> _Exercise directions_: In the records that follow, locate every line with "Partner" and extract it.

> _Data extract_:

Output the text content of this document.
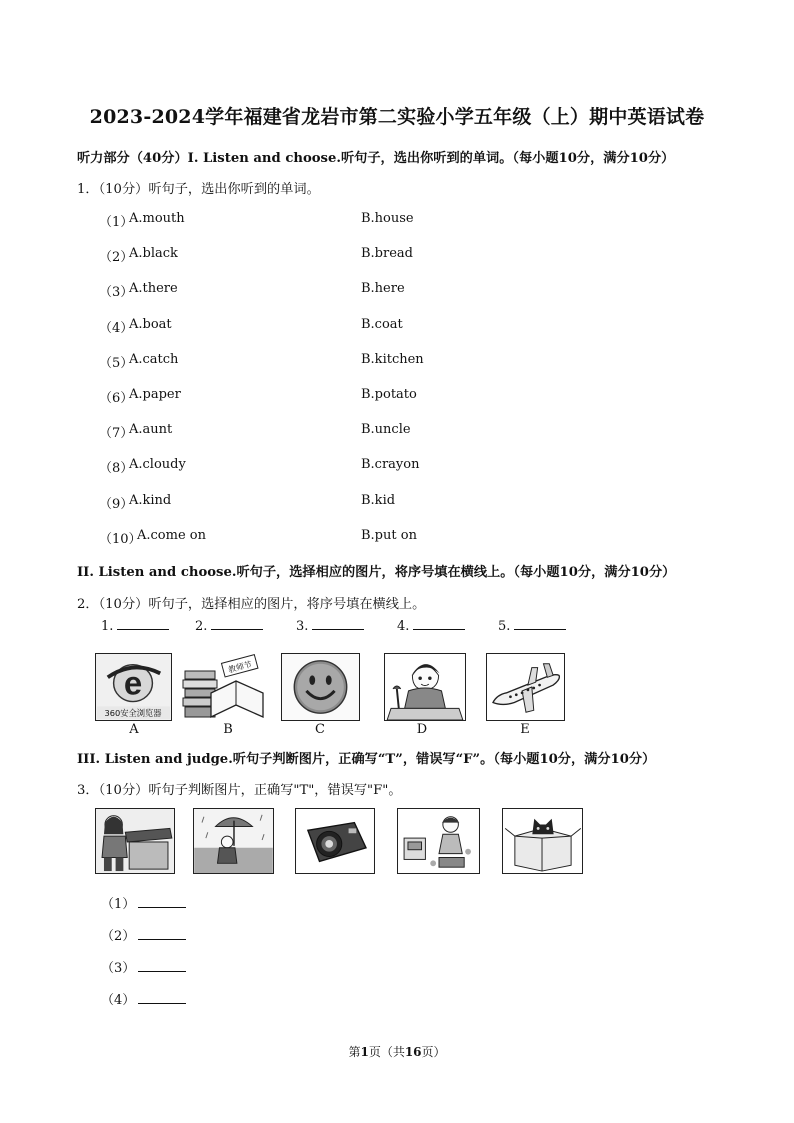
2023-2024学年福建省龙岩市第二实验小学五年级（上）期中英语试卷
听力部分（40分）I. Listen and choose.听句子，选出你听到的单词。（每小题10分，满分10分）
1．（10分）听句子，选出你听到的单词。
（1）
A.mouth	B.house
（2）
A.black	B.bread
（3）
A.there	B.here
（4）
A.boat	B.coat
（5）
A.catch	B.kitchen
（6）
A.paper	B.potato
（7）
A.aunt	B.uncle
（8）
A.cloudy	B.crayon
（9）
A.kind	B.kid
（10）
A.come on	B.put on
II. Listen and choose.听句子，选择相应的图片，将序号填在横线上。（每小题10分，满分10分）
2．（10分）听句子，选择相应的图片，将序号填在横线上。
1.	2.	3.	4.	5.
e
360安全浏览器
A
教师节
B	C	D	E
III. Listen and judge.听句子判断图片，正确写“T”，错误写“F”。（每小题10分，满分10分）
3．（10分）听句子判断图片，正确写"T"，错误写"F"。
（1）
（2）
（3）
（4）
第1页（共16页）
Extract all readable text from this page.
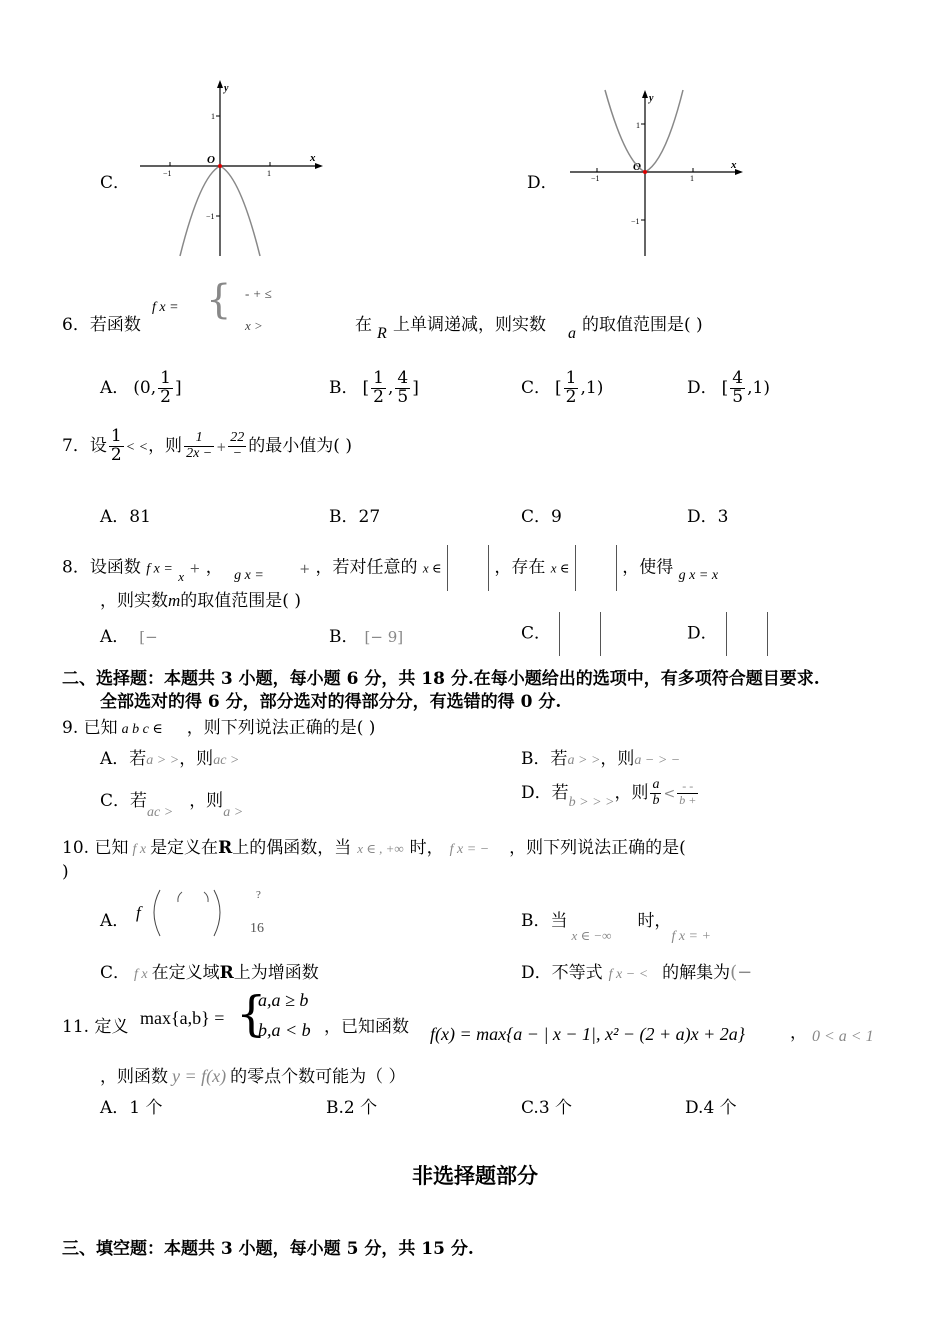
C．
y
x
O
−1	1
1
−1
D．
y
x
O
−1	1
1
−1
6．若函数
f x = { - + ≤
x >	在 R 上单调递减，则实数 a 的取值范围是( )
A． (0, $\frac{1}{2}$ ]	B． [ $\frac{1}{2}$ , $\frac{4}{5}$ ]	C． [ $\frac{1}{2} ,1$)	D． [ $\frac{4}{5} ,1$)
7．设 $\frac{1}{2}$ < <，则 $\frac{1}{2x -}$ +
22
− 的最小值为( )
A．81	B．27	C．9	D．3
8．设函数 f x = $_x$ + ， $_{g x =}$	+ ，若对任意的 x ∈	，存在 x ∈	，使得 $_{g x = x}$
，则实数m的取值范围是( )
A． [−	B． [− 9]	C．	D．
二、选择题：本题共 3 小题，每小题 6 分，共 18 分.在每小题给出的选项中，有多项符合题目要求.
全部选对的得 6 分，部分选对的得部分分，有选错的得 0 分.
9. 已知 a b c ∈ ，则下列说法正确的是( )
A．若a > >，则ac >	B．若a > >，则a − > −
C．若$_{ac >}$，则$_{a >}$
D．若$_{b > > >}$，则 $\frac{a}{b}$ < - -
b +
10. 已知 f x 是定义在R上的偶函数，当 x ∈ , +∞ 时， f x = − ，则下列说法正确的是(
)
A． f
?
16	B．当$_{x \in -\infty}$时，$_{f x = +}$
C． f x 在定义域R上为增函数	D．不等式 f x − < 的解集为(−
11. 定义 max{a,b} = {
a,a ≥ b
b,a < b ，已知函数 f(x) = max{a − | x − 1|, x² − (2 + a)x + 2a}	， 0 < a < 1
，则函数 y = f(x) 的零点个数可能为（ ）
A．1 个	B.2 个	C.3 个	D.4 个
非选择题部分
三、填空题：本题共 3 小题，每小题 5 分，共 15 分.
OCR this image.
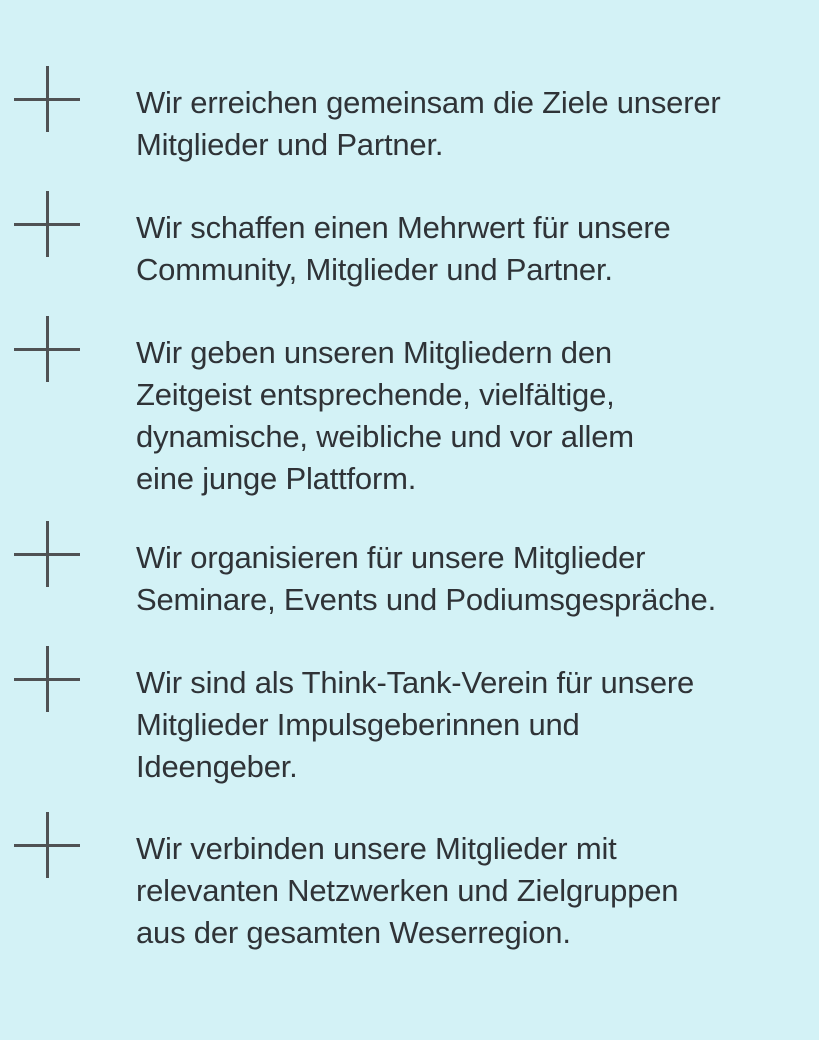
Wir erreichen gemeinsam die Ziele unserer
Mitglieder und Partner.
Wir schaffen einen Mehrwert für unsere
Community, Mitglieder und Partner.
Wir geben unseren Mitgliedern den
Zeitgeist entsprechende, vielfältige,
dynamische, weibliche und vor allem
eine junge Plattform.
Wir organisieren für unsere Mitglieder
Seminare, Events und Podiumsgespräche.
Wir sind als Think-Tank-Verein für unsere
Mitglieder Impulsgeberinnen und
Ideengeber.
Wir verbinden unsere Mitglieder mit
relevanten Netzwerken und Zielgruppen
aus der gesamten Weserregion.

> _Finished task_:
Mitglieder und Partner.
Community, Mitglieder und Partner.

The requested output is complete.